§ Supplied entries
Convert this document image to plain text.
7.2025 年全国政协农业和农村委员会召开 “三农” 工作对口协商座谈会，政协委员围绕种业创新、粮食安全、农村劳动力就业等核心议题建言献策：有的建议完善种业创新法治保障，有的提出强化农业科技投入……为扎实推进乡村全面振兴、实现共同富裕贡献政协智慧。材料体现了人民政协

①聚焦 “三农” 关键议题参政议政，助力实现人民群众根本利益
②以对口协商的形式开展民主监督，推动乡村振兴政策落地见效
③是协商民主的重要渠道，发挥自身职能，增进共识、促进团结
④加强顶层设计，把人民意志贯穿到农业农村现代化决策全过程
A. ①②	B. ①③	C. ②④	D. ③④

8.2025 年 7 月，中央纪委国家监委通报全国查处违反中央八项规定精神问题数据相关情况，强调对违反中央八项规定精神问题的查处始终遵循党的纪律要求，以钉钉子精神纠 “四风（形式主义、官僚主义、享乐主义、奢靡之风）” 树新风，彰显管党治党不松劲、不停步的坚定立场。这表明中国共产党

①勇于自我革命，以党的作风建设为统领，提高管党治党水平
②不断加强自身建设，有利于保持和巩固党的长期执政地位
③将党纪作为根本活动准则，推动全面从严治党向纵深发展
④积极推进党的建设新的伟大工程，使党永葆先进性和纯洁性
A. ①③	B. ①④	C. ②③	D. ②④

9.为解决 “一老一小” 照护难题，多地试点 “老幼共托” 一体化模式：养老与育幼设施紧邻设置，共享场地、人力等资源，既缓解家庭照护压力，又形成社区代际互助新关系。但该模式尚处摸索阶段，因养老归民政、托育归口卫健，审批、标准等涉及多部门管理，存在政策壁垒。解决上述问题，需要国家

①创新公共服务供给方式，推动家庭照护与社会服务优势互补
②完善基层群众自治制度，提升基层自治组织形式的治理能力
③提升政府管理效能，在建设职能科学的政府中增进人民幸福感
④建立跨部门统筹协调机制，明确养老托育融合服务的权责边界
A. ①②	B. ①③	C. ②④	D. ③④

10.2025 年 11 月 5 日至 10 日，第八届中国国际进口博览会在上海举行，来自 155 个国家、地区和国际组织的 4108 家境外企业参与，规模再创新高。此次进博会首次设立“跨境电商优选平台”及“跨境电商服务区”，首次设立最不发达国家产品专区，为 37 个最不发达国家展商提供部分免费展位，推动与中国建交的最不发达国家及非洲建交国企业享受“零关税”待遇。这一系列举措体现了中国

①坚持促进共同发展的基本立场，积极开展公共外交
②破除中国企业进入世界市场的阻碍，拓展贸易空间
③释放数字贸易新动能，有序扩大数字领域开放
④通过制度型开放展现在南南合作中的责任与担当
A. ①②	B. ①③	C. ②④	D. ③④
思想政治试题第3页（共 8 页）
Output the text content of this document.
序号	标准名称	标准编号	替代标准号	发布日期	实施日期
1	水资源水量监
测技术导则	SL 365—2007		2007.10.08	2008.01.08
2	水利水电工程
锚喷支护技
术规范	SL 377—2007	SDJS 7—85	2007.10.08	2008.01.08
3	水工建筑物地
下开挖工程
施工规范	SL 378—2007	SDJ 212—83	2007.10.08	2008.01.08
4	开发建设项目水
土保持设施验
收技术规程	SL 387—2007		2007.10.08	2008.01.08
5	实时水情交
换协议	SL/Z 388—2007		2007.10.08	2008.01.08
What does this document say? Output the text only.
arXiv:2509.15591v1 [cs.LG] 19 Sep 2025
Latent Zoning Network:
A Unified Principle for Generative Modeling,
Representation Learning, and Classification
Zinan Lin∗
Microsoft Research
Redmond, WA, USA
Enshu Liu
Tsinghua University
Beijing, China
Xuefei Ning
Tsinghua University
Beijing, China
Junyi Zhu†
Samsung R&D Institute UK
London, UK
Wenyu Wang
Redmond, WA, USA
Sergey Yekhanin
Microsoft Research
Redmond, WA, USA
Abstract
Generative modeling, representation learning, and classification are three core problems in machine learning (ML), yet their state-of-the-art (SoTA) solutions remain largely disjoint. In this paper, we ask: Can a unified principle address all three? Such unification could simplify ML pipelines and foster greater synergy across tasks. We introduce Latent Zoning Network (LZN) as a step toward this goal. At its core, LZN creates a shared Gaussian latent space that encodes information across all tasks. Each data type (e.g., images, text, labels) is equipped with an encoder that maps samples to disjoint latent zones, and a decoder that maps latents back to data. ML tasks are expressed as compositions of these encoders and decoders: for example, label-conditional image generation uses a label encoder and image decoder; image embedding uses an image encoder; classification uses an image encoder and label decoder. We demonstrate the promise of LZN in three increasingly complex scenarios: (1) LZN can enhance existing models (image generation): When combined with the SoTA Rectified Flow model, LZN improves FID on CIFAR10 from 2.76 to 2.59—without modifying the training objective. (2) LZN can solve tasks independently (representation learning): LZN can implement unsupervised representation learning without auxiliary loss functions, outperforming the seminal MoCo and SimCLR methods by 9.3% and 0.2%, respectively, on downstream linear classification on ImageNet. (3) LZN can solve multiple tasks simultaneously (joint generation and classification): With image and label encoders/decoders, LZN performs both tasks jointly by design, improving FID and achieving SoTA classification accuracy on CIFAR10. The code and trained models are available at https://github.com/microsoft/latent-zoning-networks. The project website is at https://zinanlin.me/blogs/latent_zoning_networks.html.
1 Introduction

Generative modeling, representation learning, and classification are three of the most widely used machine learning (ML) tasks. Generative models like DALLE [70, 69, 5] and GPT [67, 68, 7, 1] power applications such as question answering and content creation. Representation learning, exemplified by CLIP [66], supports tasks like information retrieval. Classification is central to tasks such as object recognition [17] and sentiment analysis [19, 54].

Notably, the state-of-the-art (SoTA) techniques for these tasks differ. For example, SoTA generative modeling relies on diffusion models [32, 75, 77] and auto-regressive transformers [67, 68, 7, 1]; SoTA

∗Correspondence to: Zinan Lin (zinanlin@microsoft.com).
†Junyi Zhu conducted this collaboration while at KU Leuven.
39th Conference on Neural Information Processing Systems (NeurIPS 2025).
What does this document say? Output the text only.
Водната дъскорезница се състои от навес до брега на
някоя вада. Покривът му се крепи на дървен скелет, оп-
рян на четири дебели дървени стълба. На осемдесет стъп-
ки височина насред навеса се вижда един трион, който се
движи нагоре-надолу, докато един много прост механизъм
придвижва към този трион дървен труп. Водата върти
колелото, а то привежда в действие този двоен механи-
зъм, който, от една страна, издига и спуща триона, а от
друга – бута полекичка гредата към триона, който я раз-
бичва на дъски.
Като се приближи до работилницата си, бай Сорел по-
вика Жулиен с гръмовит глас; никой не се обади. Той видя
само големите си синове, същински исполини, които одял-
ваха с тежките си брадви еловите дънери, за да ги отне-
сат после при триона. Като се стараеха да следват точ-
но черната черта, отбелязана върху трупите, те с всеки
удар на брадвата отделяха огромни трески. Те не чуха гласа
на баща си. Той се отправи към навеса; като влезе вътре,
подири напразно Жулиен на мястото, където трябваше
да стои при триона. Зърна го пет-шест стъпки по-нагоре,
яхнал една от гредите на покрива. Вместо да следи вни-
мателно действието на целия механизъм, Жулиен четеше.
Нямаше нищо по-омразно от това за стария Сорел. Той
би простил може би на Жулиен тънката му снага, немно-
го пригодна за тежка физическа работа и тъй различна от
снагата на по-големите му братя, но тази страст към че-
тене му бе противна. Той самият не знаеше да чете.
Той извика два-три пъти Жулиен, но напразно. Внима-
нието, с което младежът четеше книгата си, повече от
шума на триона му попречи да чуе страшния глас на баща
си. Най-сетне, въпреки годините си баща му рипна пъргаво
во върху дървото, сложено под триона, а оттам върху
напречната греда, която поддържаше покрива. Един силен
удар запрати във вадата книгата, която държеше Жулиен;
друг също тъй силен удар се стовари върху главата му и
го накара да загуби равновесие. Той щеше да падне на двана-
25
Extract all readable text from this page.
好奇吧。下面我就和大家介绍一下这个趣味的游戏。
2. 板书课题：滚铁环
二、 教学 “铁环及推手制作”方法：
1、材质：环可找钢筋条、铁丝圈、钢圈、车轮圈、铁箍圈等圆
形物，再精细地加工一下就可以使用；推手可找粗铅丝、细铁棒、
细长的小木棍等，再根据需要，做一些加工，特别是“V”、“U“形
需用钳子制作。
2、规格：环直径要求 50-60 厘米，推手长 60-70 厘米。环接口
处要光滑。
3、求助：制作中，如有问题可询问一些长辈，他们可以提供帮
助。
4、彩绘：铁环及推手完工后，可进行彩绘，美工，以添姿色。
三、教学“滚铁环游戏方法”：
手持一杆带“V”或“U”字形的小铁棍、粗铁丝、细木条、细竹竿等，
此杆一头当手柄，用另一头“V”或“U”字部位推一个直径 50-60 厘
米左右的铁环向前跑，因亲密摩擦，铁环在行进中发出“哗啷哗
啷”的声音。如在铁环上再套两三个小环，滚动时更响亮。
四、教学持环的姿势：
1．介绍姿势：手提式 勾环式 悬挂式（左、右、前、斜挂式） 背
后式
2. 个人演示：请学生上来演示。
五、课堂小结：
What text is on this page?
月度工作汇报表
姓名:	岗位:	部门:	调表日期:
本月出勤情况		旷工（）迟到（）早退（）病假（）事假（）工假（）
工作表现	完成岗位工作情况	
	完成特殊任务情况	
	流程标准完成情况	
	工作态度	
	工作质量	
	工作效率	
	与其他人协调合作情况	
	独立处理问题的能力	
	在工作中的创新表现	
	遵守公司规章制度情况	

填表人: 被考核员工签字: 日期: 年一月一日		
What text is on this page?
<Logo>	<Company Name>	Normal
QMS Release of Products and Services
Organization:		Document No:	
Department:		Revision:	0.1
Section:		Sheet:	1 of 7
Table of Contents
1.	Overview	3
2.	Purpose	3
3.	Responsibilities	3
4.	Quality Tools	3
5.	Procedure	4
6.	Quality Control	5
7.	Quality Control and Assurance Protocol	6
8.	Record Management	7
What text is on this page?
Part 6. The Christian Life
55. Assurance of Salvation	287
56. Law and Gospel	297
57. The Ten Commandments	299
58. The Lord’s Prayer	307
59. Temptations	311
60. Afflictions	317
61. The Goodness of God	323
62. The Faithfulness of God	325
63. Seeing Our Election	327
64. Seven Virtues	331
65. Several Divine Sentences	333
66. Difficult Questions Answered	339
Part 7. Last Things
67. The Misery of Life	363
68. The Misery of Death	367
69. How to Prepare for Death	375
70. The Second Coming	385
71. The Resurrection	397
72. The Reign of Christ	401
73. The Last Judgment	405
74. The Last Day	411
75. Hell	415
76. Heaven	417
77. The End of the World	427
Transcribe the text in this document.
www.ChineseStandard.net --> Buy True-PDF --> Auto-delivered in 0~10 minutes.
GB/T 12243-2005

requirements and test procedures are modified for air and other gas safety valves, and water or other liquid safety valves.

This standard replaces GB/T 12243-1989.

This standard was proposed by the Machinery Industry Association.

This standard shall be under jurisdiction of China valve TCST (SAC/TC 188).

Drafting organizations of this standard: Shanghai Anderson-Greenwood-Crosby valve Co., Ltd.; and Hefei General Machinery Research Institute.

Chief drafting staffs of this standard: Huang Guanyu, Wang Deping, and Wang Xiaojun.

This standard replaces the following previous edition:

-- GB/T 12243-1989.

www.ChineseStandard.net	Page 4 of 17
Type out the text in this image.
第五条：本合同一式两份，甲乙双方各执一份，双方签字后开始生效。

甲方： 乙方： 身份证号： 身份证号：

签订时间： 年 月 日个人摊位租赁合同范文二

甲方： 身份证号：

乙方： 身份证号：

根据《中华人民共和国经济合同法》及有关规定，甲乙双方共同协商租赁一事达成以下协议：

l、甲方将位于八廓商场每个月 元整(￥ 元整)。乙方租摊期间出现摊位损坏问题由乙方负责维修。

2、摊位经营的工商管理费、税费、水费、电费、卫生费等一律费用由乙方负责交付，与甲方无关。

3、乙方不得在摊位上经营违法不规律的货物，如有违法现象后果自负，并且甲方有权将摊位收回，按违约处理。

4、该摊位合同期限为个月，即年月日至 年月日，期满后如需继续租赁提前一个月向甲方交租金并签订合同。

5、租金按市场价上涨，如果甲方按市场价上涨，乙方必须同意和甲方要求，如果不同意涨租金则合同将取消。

§ Set exercise
Starting at the line with "Transcribe the text in this document.", copy every line up to and including the last one in the entries above.

§ Response
Transcribe the text in this document.
www.ChineseStandard.net --> Buy True-PDF --> Auto-delivered in 0~10 minutes.
GB/T 12243-2005

requirements and test procedures are modified for air and other gas safety valves, and water or other liquid safety valves.

This standard replaces GB/T 12243-1989.

This standard was proposed by the Machinery Industry Association.

This standard shall be under jurisdiction of China valve TCST (SAC/TC 188).

Drafting organizations of this standard: Shanghai Anderson-Greenwood-Crosby valve Co., Ltd.; and Hefei General Machinery Research Institute.

Chief drafting staffs of this standard: Huang Guanyu, Wang Deping, and Wang Xiaojun.

This standard replaces the following previous edition:

-- GB/T 12243-1989.

www.ChineseStandard.net	Page 4 of 17
Type out the text in this image.
第五条：本合同一式两份，甲乙双方各执一份，双方签字后开始生效。

甲方： 乙方： 身份证号： 身份证号：

签订时间： 年 月 日个人摊位租赁合同范文二

甲方： 身份证号：

乙方： 身份证号：

根据《中华人民共和国经济合同法》及有关规定，甲乙双方共同协商租赁一事达成以下协议：

l、甲方将位于八廓商场每个月 元整(￥ 元整)。乙方租摊期间出现摊位损坏问题由乙方负责维修。

2、摊位经营的工商管理费、税费、水费、电费、卫生费等一律费用由乙方负责交付，与甲方无关。

3、乙方不得在摊位上经营违法不规律的货物，如有违法现象后果自负，并且甲方有权将摊位收回，按违约处理。

4、该摊位合同期限为个月，即年月日至 年月日，期满后如需继续租赁提前一个月向甲方交租金并签订合同。

5、租金按市场价上涨，如果甲方按市场价上涨，乙方必须同意和甲方要求，如果不同意涨租金则合同将取消。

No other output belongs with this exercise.